**Input data**
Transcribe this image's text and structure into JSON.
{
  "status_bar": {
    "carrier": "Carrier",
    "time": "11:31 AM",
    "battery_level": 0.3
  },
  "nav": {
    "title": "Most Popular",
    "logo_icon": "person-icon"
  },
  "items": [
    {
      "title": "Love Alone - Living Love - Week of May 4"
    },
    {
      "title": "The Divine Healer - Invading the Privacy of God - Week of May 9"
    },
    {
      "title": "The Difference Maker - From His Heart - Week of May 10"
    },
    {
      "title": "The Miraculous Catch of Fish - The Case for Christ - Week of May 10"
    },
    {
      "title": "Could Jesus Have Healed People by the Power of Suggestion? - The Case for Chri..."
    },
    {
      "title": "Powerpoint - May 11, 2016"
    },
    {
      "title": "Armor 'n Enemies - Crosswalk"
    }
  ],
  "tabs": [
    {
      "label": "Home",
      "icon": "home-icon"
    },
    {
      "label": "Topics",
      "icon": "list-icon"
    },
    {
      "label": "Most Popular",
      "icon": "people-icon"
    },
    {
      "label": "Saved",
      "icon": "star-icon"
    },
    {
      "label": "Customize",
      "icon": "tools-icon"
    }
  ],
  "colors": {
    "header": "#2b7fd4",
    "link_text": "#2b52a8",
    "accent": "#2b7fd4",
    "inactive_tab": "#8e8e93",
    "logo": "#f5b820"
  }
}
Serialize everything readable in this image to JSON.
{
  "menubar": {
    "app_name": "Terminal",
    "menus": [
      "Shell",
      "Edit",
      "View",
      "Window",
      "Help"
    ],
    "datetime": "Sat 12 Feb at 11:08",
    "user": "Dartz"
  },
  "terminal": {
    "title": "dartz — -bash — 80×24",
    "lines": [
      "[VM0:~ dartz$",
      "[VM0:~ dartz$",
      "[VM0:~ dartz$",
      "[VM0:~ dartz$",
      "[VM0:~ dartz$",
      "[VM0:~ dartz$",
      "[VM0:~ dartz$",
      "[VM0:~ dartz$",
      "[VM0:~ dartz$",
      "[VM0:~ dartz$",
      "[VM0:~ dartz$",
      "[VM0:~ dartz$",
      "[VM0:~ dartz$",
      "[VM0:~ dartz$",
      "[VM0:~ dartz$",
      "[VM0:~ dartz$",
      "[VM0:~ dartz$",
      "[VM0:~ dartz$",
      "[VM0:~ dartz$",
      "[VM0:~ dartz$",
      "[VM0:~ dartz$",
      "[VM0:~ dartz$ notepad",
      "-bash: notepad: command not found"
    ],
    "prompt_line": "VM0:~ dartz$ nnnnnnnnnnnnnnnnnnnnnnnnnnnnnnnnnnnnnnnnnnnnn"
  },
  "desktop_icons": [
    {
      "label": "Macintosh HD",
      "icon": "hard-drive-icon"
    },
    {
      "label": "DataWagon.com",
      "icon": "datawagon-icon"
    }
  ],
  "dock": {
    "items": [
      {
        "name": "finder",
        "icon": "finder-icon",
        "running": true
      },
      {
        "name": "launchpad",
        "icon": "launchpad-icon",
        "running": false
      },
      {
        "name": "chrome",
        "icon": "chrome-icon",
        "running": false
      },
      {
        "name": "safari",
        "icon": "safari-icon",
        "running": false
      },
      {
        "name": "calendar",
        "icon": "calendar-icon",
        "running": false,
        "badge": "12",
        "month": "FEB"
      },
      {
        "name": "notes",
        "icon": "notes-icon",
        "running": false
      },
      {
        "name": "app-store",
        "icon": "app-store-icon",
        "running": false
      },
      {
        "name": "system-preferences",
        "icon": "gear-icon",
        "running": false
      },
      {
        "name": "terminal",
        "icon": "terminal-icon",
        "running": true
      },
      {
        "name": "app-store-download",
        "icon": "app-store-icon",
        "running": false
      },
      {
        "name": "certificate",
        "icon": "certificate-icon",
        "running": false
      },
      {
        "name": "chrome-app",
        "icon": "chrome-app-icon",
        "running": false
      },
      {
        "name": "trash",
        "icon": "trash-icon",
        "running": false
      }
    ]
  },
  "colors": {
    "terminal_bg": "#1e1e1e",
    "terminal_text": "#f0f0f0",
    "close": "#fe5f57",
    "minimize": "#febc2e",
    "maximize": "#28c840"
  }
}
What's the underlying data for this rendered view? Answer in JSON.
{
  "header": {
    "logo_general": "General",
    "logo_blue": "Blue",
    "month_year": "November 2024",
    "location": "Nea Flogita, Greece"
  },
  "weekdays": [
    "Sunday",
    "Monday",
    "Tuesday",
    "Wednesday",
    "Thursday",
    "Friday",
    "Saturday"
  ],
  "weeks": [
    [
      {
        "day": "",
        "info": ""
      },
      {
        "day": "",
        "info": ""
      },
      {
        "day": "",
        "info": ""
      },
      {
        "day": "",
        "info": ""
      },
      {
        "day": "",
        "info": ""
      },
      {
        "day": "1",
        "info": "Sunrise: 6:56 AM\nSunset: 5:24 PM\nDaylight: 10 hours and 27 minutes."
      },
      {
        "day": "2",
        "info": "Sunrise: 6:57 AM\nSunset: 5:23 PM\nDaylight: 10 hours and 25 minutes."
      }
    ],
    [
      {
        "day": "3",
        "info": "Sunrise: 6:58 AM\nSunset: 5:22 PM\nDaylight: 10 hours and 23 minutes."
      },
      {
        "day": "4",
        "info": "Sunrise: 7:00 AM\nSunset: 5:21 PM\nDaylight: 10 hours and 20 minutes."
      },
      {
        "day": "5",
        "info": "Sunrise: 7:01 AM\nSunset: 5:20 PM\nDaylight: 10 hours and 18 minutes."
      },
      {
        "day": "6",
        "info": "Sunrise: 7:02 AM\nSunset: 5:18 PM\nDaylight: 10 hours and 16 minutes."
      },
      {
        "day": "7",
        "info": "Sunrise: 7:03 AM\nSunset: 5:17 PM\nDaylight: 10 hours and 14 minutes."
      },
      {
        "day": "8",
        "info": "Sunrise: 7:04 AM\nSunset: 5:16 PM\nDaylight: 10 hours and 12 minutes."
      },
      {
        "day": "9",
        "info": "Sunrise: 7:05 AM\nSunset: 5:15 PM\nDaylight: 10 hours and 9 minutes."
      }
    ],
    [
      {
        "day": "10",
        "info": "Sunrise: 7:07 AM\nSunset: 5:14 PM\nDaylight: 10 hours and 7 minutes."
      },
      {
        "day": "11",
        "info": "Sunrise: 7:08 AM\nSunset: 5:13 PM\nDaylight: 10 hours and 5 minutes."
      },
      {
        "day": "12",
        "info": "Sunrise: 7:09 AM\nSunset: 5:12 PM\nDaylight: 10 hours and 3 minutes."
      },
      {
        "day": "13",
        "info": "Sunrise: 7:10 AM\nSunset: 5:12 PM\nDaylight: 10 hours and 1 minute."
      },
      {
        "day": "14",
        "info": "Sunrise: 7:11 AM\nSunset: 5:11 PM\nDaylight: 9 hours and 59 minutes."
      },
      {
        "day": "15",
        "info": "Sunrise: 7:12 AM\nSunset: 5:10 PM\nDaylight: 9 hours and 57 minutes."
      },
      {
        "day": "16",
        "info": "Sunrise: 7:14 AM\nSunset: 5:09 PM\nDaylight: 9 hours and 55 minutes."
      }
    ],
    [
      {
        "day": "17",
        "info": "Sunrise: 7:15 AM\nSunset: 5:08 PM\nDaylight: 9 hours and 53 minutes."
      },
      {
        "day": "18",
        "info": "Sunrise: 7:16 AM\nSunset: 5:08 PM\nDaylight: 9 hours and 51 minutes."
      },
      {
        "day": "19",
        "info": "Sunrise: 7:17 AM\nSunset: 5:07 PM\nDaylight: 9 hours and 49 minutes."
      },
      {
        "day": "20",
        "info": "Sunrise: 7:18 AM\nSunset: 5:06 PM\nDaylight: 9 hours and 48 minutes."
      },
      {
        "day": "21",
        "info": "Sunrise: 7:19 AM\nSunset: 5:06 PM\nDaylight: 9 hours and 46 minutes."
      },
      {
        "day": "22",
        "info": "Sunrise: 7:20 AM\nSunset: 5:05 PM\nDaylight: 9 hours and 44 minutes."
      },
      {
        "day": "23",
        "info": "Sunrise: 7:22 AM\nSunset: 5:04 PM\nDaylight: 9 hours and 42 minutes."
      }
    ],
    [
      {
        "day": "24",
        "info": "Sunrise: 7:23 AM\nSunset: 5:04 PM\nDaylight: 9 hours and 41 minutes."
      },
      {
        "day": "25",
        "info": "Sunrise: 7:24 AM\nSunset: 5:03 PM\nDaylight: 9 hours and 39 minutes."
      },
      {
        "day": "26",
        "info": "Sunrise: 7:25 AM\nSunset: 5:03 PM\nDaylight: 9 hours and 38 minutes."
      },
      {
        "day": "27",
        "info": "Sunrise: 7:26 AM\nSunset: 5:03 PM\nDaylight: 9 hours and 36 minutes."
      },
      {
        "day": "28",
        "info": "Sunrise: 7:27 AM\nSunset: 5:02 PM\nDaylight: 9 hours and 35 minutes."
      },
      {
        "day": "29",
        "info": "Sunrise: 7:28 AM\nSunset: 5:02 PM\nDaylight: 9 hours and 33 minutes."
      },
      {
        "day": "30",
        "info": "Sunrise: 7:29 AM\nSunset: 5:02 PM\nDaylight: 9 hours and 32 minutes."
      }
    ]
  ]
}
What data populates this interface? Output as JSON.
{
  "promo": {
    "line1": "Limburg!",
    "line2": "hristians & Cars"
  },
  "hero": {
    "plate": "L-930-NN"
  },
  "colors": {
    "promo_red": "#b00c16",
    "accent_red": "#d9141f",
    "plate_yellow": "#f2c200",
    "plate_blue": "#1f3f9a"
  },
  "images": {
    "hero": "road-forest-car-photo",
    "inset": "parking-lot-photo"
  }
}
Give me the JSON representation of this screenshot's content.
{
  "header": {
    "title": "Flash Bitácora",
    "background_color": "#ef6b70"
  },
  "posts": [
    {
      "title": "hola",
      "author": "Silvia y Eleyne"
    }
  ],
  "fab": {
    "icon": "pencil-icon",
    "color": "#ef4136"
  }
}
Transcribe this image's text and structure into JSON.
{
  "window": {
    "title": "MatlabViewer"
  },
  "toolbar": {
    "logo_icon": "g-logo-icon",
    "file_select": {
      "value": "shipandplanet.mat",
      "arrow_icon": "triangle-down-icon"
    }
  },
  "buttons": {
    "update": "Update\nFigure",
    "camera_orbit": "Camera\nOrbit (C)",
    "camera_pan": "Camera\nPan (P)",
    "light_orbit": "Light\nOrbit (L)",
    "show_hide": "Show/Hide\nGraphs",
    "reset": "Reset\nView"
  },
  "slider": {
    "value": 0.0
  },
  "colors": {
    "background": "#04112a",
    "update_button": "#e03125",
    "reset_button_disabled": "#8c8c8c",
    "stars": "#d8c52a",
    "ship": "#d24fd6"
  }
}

**Goal**
The lines to reproduce run from the one that contains "What data populates" through the last line above; copy them exactly.

**Written solution**
What data populates this interface? Output as JSON.
{
  "promo": {
    "line1": "Limburg!",
    "line2": "hristians & Cars"
  },
  "hero": {
    "plate": "L-930-NN"
  },
  "colors": {
    "promo_red": "#b00c16",
    "accent_red": "#d9141f",
    "plate_yellow": "#f2c200",
    "plate_blue": "#1f3f9a"
  },
  "images": {
    "hero": "road-forest-car-photo",
    "inset": "parking-lot-photo"
  }
}
Give me the JSON representation of this screenshot's content.
{
  "header": {
    "title": "Flash Bitácora",
    "background_color": "#ef6b70"
  },
  "posts": [
    {
      "title": "hola",
      "author": "Silvia y Eleyne"
    }
  ],
  "fab": {
    "icon": "pencil-icon",
    "color": "#ef4136"
  }
}
Transcribe this image's text and structure into JSON.
{
  "window": {
    "title": "MatlabViewer"
  },
  "toolbar": {
    "logo_icon": "g-logo-icon",
    "file_select": {
      "value": "shipandplanet.mat",
      "arrow_icon": "triangle-down-icon"
    }
  },
  "buttons": {
    "update": "Update\nFigure",
    "camera_orbit": "Camera\nOrbit (C)",
    "camera_pan": "Camera\nPan (P)",
    "light_orbit": "Light\nOrbit (L)",
    "show_hide": "Show/Hide\nGraphs",
    "reset": "Reset\nView"
  },
  "slider": {
    "value": 0.0
  },
  "colors": {
    "background": "#04112a",
    "update_button": "#e03125",
    "reset_button_disabled": "#8c8c8c",
    "stars": "#d8c52a",
    "ship": "#d24fd6"
  }
}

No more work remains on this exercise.